Exercise prompt:
Copy out exactly the lines from the one containing "Transcribe the text in this document." to the last line of the records below, both included, and leave out any pictures.

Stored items

※ ※ ※

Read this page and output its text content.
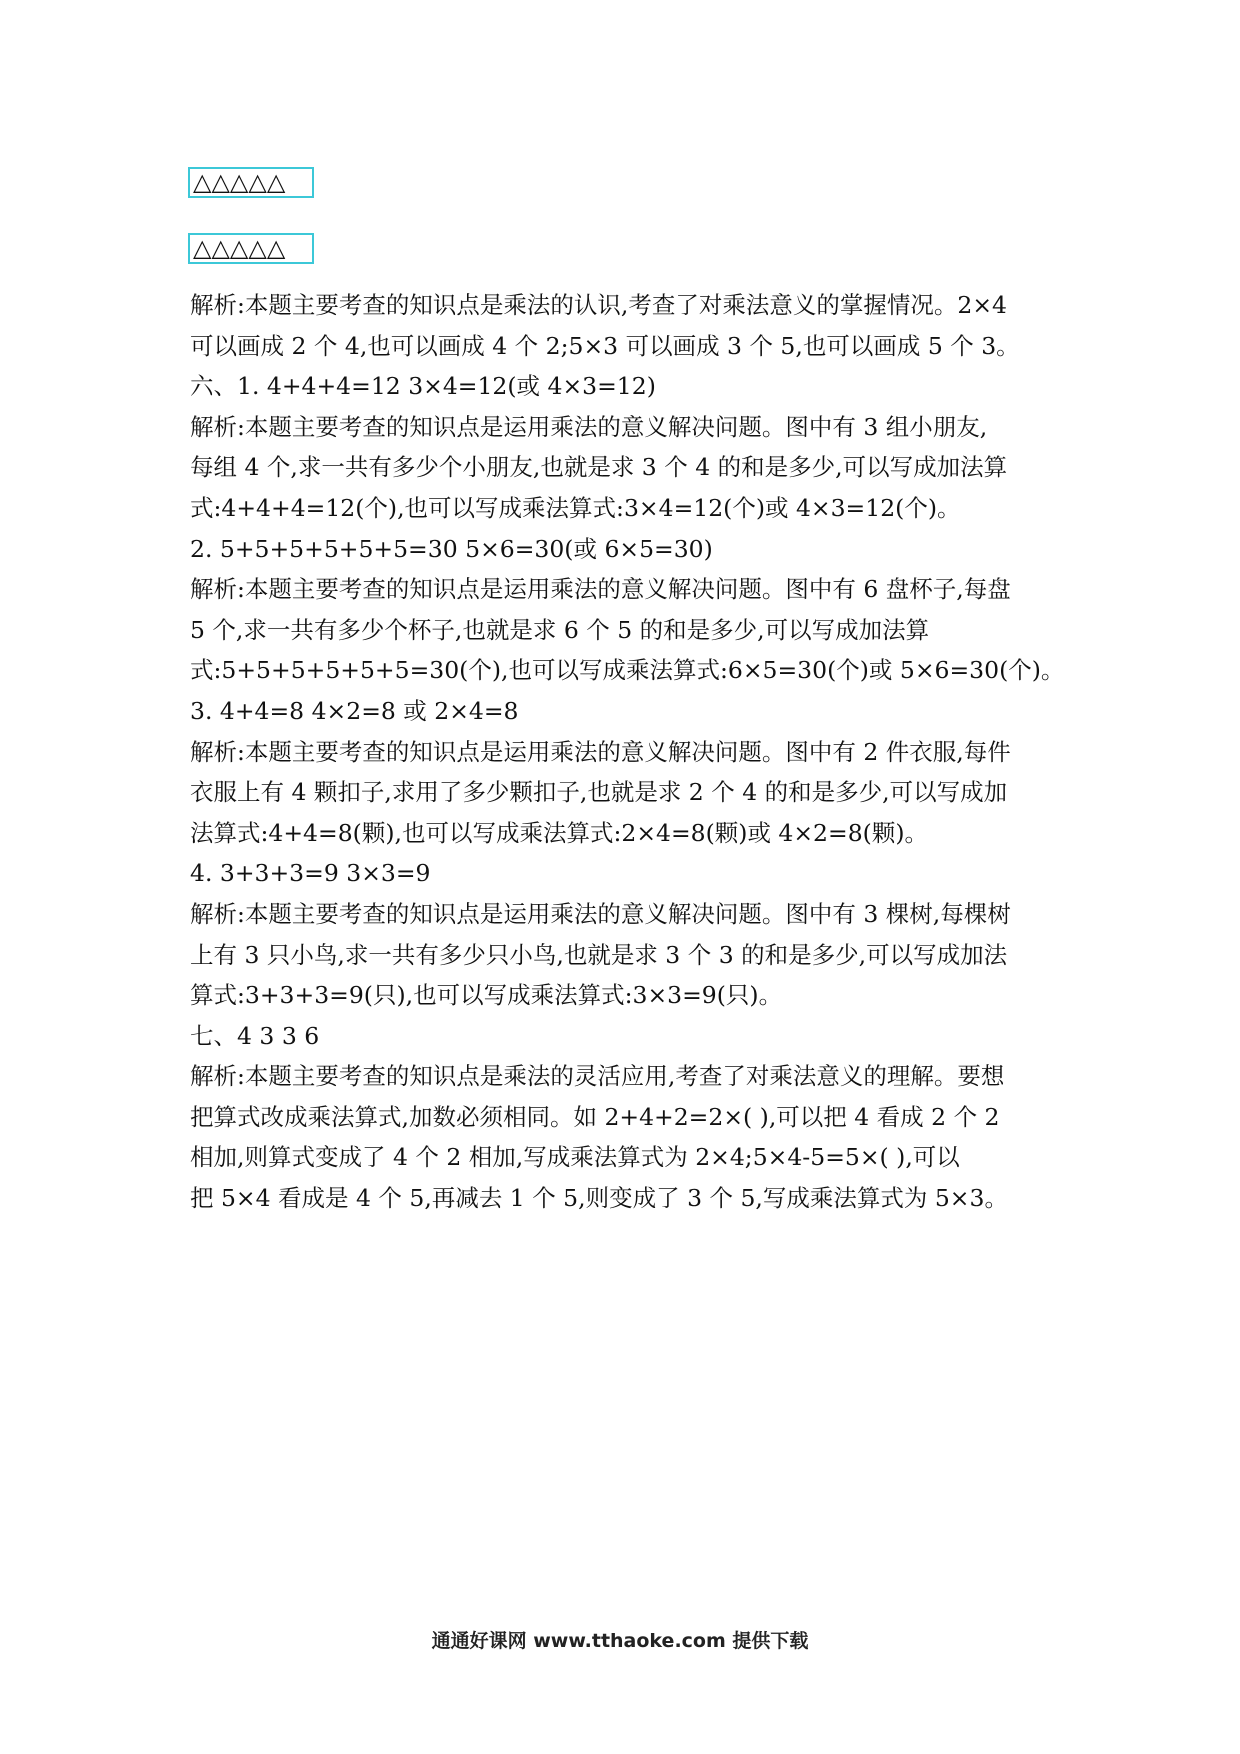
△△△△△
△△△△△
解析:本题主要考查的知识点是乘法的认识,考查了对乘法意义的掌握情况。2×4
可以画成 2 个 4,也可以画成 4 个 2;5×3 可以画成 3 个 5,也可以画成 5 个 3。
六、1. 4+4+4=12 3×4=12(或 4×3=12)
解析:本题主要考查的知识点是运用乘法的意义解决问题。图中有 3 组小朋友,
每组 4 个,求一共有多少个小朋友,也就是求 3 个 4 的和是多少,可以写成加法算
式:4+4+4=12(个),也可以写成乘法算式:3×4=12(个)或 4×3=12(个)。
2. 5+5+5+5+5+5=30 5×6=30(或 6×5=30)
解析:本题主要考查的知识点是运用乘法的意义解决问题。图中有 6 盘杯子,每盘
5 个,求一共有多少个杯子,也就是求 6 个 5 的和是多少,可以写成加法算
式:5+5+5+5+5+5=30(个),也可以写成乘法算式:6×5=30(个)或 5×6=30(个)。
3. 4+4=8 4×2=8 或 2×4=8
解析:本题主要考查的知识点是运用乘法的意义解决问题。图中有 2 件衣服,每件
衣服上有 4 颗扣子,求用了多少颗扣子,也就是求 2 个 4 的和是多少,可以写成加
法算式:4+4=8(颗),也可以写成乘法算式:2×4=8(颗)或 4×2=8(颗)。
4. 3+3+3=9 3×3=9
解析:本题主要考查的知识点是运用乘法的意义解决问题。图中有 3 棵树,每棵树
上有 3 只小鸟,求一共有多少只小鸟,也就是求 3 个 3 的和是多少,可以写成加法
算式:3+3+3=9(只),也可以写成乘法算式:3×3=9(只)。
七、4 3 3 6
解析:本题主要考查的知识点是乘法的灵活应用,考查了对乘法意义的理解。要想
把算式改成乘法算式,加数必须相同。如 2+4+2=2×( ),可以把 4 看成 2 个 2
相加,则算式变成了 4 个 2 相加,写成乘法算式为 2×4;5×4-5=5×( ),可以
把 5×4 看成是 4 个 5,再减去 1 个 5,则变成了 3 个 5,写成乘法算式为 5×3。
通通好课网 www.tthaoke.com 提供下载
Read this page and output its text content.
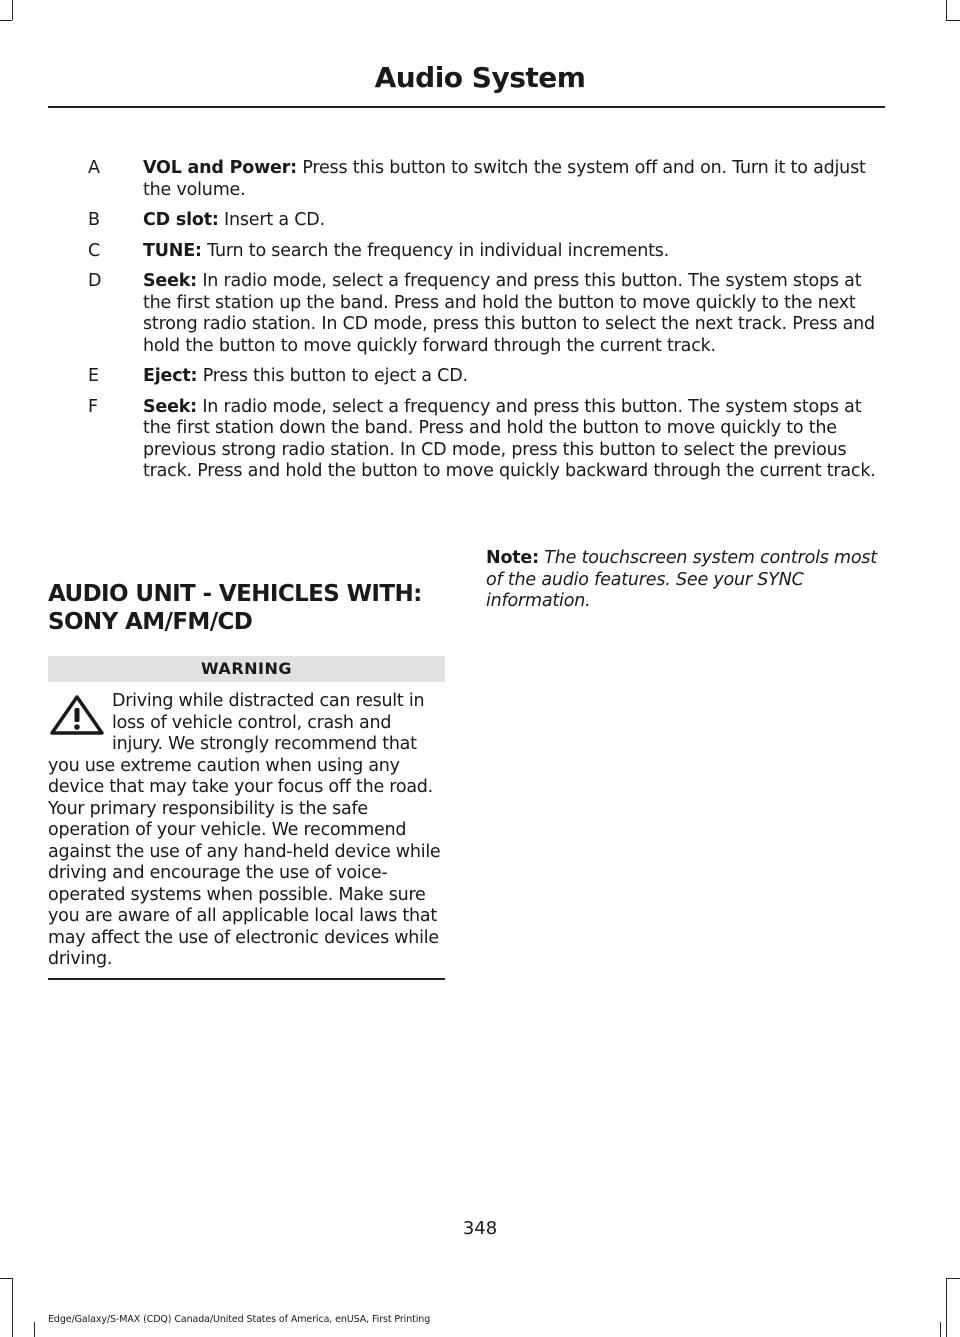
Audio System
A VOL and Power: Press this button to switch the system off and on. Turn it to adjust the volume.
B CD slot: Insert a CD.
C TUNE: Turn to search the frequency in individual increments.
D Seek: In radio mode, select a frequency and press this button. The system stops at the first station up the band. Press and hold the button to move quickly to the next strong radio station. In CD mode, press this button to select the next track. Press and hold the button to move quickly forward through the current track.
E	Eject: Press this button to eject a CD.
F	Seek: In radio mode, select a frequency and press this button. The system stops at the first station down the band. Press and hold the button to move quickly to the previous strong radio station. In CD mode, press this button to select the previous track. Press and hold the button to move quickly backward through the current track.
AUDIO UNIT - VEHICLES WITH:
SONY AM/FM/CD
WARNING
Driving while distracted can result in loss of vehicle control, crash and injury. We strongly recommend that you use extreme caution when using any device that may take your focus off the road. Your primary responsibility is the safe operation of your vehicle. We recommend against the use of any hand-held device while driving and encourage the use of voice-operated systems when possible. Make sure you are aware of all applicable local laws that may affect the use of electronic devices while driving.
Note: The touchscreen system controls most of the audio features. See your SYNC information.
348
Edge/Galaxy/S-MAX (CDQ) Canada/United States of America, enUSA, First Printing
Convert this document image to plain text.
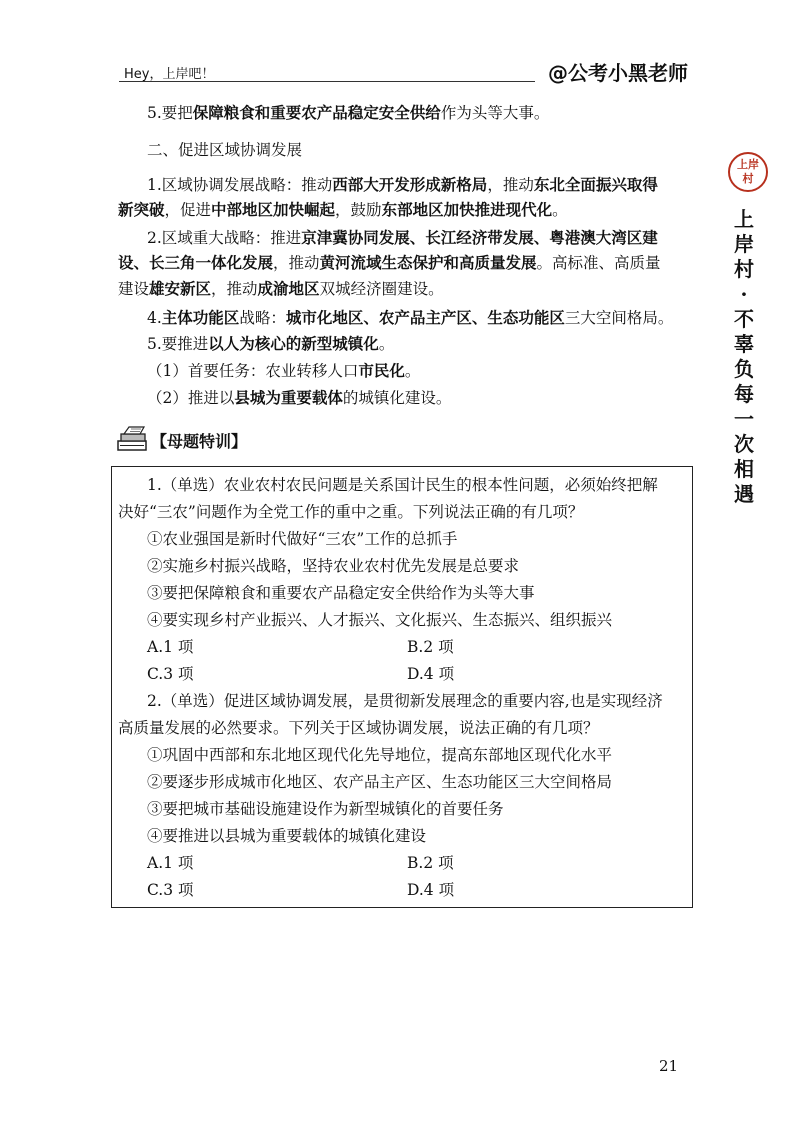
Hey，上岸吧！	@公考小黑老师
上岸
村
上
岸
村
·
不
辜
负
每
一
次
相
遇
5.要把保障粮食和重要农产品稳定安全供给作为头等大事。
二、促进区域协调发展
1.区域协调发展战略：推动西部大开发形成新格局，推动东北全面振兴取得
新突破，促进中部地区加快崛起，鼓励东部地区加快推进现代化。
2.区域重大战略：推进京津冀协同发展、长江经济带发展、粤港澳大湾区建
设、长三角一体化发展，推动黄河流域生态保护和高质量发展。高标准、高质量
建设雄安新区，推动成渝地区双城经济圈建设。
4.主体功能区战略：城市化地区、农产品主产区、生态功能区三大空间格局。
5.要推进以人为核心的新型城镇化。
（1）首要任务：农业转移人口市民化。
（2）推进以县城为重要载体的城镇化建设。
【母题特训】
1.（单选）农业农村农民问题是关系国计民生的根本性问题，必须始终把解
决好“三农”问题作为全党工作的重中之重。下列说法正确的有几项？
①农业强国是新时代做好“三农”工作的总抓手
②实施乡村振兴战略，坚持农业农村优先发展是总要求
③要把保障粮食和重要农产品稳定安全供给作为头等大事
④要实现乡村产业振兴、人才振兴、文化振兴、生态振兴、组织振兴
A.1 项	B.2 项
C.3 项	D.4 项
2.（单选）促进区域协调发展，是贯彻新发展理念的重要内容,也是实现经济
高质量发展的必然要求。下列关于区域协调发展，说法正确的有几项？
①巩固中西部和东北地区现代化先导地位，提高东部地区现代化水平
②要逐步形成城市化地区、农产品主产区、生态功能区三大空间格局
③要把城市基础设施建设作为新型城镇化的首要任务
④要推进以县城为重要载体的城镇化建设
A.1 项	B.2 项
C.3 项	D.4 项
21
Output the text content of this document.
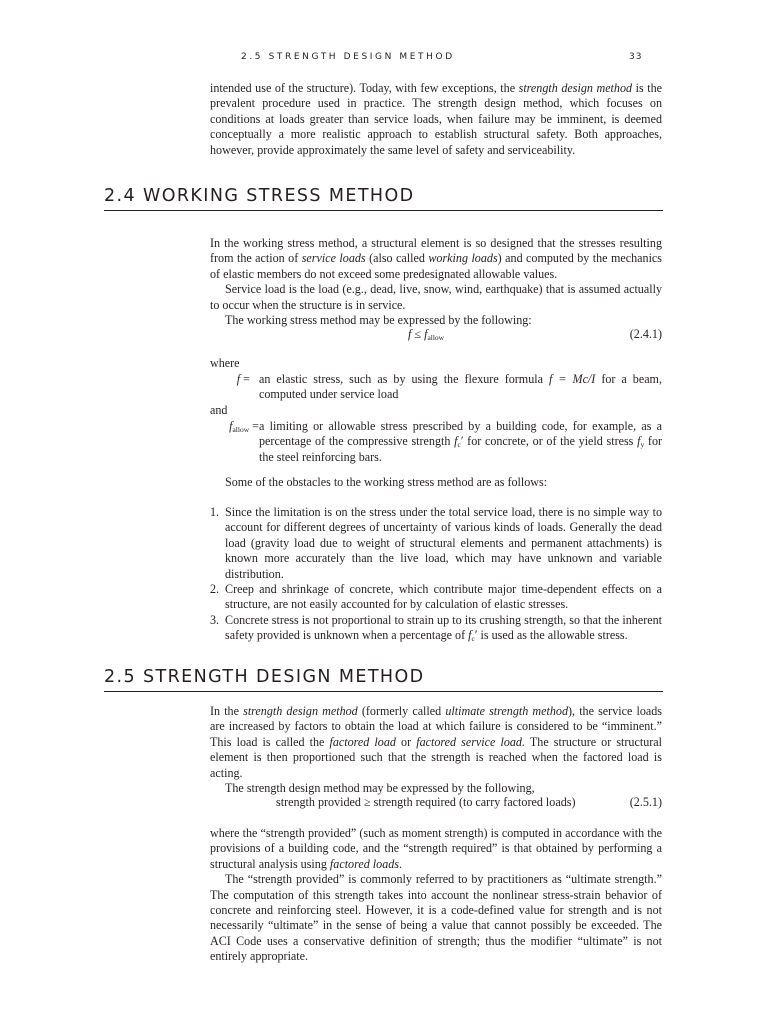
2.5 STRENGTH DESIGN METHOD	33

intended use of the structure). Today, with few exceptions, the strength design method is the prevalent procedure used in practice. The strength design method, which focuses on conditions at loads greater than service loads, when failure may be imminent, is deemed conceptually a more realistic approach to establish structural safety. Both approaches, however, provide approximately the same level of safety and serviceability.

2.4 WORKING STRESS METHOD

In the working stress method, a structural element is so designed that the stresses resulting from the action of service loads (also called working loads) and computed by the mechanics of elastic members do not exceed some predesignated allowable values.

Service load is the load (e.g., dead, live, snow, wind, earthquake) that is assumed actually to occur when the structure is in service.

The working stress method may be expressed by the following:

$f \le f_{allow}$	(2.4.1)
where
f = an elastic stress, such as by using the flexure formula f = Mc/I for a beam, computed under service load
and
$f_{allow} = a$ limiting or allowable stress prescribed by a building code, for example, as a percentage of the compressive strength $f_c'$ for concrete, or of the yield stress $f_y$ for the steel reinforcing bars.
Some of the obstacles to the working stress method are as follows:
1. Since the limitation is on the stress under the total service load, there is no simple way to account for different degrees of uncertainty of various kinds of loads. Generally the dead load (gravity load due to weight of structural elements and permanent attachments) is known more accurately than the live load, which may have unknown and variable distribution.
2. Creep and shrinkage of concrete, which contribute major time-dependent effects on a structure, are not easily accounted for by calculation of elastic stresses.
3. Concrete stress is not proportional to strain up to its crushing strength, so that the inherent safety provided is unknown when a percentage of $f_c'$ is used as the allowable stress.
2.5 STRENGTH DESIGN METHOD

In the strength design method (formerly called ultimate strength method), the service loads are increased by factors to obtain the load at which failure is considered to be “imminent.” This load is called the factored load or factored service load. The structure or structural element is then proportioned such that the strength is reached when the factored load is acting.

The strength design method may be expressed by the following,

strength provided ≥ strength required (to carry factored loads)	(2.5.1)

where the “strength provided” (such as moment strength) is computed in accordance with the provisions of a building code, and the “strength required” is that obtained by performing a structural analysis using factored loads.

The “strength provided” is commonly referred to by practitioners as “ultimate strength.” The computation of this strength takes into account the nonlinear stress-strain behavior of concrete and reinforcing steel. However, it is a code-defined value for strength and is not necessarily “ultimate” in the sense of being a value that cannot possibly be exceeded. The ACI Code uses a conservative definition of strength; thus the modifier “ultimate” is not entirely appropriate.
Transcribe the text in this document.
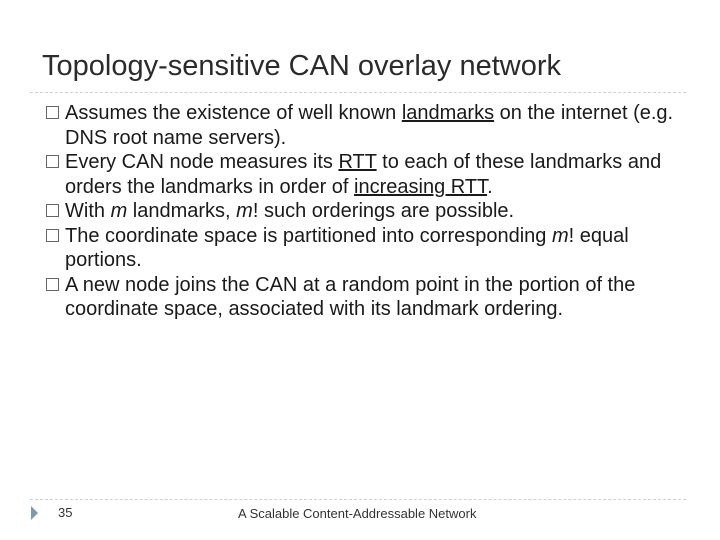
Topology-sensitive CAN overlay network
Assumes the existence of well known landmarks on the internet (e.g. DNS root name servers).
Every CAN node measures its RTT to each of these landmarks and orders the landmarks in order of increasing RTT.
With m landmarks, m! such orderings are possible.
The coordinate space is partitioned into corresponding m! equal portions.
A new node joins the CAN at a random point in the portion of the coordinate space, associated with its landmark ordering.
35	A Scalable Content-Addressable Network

※ ※ ※

Task output:
Transcribe the text in this document.
Topology-sensitive CAN overlay network
Assumes the existence of well known landmarks on the internet (e.g. DNS root name servers).
Every CAN node measures its RTT to each of these landmarks and orders the landmarks in order of increasing RTT.
With m landmarks, m! such orderings are possible.
The coordinate space is partitioned into corresponding m! equal portions.
A new node joins the CAN at a random point in the portion of the coordinate space, associated with its landmark ordering.
35	A Scalable Content-Addressable Network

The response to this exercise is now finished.